- _Goal_
State only the number of lines that include "rezervele".
** Start Record extracts **
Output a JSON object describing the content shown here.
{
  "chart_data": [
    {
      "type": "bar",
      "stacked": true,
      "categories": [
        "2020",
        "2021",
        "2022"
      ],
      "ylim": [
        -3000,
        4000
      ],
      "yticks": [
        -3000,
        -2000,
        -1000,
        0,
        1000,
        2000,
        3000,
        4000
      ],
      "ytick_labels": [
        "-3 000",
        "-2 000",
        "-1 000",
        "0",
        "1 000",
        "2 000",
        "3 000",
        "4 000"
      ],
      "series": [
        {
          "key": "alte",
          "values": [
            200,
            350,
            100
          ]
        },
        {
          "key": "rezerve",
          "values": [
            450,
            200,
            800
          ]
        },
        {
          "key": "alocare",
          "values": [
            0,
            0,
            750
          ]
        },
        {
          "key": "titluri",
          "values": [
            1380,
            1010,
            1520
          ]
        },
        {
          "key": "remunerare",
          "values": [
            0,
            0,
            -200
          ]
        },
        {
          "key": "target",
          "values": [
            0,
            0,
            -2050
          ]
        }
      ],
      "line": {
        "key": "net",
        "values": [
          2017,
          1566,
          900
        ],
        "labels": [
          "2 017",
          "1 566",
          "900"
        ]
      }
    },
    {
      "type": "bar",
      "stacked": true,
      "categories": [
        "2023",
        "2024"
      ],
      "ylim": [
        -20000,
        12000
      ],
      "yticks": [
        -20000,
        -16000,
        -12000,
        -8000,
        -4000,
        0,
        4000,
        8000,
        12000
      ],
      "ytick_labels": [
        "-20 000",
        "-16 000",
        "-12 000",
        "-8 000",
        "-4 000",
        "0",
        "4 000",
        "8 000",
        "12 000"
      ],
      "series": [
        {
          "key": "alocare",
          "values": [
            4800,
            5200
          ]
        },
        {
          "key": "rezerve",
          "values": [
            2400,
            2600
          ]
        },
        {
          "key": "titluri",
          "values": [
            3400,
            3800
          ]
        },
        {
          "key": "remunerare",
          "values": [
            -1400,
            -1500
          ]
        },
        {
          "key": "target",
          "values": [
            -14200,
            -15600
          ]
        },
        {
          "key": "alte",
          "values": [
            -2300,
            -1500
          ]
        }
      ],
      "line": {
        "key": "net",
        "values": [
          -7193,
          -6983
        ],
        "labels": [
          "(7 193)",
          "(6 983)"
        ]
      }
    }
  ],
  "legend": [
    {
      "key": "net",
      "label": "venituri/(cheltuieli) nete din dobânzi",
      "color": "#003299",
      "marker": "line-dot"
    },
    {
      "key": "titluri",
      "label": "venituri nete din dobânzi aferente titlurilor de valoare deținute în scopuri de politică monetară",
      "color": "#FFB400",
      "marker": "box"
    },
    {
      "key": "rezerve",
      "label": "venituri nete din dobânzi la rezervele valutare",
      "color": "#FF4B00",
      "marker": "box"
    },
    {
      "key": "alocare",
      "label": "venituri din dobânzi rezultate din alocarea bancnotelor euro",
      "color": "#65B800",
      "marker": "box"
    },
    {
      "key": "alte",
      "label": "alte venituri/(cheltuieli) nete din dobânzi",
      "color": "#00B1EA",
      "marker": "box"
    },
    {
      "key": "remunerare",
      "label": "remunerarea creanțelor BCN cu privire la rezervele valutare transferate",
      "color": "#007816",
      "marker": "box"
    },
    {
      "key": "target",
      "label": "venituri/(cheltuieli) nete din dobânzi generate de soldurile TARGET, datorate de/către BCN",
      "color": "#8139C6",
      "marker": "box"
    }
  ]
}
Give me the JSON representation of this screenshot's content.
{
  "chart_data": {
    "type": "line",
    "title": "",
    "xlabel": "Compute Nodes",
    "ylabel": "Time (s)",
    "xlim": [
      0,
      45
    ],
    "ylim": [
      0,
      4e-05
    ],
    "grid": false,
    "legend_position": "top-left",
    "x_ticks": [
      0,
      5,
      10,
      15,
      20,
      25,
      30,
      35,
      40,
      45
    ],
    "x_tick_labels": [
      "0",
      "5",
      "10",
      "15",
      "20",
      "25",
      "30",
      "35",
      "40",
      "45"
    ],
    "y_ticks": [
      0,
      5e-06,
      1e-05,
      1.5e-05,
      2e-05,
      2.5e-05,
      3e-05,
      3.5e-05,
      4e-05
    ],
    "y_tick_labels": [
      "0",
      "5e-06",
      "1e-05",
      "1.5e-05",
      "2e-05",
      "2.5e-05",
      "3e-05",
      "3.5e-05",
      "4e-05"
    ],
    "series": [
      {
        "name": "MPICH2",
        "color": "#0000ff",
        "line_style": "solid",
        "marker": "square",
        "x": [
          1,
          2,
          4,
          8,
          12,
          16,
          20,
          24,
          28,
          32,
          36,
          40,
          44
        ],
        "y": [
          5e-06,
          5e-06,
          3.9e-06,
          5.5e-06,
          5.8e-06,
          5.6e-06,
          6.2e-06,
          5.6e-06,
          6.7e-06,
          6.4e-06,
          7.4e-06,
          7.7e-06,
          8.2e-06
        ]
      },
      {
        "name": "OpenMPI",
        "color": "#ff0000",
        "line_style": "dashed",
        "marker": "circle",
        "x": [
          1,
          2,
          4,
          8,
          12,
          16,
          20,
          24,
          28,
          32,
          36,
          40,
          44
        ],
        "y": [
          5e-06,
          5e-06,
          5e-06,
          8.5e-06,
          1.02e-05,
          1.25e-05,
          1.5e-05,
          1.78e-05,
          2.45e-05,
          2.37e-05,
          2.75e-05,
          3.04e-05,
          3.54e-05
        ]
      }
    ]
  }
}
** End Record extracts **
- _Problem solution_
2